■ GIVEN EXERCISE:
Retype the full set of records. Keep every character identical.

■ DATA ENTRIES:
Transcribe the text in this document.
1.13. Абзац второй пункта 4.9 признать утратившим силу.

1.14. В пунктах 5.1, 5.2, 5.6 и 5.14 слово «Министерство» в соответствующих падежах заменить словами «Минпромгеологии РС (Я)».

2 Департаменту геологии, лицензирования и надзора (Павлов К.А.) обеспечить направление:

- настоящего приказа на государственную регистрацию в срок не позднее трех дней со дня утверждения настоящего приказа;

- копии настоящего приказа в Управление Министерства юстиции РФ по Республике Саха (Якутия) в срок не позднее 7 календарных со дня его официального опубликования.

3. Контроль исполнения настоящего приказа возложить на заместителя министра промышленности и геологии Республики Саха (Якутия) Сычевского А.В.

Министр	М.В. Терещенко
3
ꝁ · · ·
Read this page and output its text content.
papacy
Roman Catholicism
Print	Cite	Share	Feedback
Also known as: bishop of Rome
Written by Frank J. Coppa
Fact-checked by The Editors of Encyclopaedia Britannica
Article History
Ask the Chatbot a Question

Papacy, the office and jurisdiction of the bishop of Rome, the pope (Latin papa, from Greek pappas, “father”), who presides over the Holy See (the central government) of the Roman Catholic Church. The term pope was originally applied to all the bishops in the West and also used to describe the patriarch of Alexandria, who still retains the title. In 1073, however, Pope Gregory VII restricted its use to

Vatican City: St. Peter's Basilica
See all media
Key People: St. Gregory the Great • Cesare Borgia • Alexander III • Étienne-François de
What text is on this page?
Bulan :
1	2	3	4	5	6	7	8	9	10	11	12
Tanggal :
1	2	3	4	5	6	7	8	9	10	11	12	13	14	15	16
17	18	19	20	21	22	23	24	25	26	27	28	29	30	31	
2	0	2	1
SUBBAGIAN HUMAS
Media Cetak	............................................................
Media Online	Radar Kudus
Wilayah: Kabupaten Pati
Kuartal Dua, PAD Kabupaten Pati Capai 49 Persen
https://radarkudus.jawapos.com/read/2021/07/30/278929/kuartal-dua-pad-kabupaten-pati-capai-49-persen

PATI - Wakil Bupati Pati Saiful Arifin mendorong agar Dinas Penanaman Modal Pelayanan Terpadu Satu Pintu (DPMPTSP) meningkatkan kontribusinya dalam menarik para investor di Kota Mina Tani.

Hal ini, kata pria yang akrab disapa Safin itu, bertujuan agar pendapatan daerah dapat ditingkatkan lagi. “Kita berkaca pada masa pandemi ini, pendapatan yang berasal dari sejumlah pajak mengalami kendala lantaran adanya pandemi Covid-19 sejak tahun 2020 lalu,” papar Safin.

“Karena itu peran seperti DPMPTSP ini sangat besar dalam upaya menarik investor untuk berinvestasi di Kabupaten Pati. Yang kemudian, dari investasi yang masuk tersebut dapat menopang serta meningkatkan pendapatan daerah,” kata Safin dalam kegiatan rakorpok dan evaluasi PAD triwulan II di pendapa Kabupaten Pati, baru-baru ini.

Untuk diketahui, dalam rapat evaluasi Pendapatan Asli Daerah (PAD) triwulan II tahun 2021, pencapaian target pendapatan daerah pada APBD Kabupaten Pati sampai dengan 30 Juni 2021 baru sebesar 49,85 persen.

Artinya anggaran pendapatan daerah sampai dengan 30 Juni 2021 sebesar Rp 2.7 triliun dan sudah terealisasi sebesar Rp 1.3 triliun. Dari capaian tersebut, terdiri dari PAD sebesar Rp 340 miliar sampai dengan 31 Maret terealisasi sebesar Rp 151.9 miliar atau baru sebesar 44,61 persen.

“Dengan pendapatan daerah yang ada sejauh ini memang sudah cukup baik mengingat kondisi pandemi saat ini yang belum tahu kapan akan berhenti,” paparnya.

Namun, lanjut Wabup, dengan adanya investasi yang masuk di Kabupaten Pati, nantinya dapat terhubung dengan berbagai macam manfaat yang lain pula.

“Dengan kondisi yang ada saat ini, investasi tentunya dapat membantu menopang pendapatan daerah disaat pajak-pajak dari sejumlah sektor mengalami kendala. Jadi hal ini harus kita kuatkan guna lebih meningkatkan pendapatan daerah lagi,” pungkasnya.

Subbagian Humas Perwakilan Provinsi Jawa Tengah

■ WRITTEN REPLY:
Transcribe the text in this document.
1.13. Абзац второй пункта 4.9 признать утратившим силу.

1.14. В пунктах 5.1, 5.2, 5.6 и 5.14 слово «Министерство» в соответствующих падежах заменить словами «Минпромгеологии РС (Я)».

2 Департаменту геологии, лицензирования и надзора (Павлов К.А.) обеспечить направление:

- настоящего приказа на государственную регистрацию в срок не позднее трех дней со дня утверждения настоящего приказа;

- копии настоящего приказа в Управление Министерства юстиции РФ по Республике Саха (Якутия) в срок не позднее 7 календарных со дня его официального опубликования.

3. Контроль исполнения настоящего приказа возложить на заместителя министра промышленности и геологии Республики Саха (Якутия) Сычевского А.В.

Министр	М.В. Терещенко
3
ꝁ · · ·
Read this page and output its text content.
papacy
Roman Catholicism
Print	Cite	Share	Feedback
Also known as: bishop of Rome
Written by Frank J. Coppa
Fact-checked by The Editors of Encyclopaedia Britannica
Article History
Ask the Chatbot a Question

Papacy, the office and jurisdiction of the bishop of Rome, the pope (Latin papa, from Greek pappas, “father”), who presides over the Holy See (the central government) of the Roman Catholic Church. The term pope was originally applied to all the bishops in the West and also used to describe the patriarch of Alexandria, who still retains the title. In 1073, however, Pope Gregory VII restricted its use to

Vatican City: St. Peter's Basilica
See all media
Key People: St. Gregory the Great • Cesare Borgia • Alexander III • Étienne-François de
What text is on this page?
Bulan :
1	2	3	4	5	6	7	8	9	10	11	12
Tanggal :
1	2	3	4	5	6	7	8	9	10	11	12	13	14	15	16
17	18	19	20	21	22	23	24	25	26	27	28	29	30	31	
2	0	2	1
SUBBAGIAN HUMAS
Media Cetak	............................................................
Media Online	Radar Kudus
Wilayah: Kabupaten Pati
Kuartal Dua, PAD Kabupaten Pati Capai 49 Persen
https://radarkudus.jawapos.com/read/2021/07/30/278929/kuartal-dua-pad-kabupaten-pati-capai-49-persen

PATI - Wakil Bupati Pati Saiful Arifin mendorong agar Dinas Penanaman Modal Pelayanan Terpadu Satu Pintu (DPMPTSP) meningkatkan kontribusinya dalam menarik para investor di Kota Mina Tani.

Hal ini, kata pria yang akrab disapa Safin itu, bertujuan agar pendapatan daerah dapat ditingkatkan lagi. “Kita berkaca pada masa pandemi ini, pendapatan yang berasal dari sejumlah pajak mengalami kendala lantaran adanya pandemi Covid-19 sejak tahun 2020 lalu,” papar Safin.

“Karena itu peran seperti DPMPTSP ini sangat besar dalam upaya menarik investor untuk berinvestasi di Kabupaten Pati. Yang kemudian, dari investasi yang masuk tersebut dapat menopang serta meningkatkan pendapatan daerah,” kata Safin dalam kegiatan rakorpok dan evaluasi PAD triwulan II di pendapa Kabupaten Pati, baru-baru ini.

Untuk diketahui, dalam rapat evaluasi Pendapatan Asli Daerah (PAD) triwulan II tahun 2021, pencapaian target pendapatan daerah pada APBD Kabupaten Pati sampai dengan 30 Juni 2021 baru sebesar 49,85 persen.

Artinya anggaran pendapatan daerah sampai dengan 30 Juni 2021 sebesar Rp 2.7 triliun dan sudah terealisasi sebesar Rp 1.3 triliun. Dari capaian tersebut, terdiri dari PAD sebesar Rp 340 miliar sampai dengan 31 Maret terealisasi sebesar Rp 151.9 miliar atau baru sebesar 44,61 persen.

“Dengan pendapatan daerah yang ada sejauh ini memang sudah cukup baik mengingat kondisi pandemi saat ini yang belum tahu kapan akan berhenti,” paparnya.

Namun, lanjut Wabup, dengan adanya investasi yang masuk di Kabupaten Pati, nantinya dapat terhubung dengan berbagai macam manfaat yang lain pula.

“Dengan kondisi yang ada saat ini, investasi tentunya dapat membantu menopang pendapatan daerah disaat pajak-pajak dari sejumlah sektor mengalami kendala. Jadi hal ini harus kita kuatkan guna lebih meningkatkan pendapatan daerah lagi,” pungkasnya.

Subbagian Humas Perwakilan Provinsi Jawa Tengah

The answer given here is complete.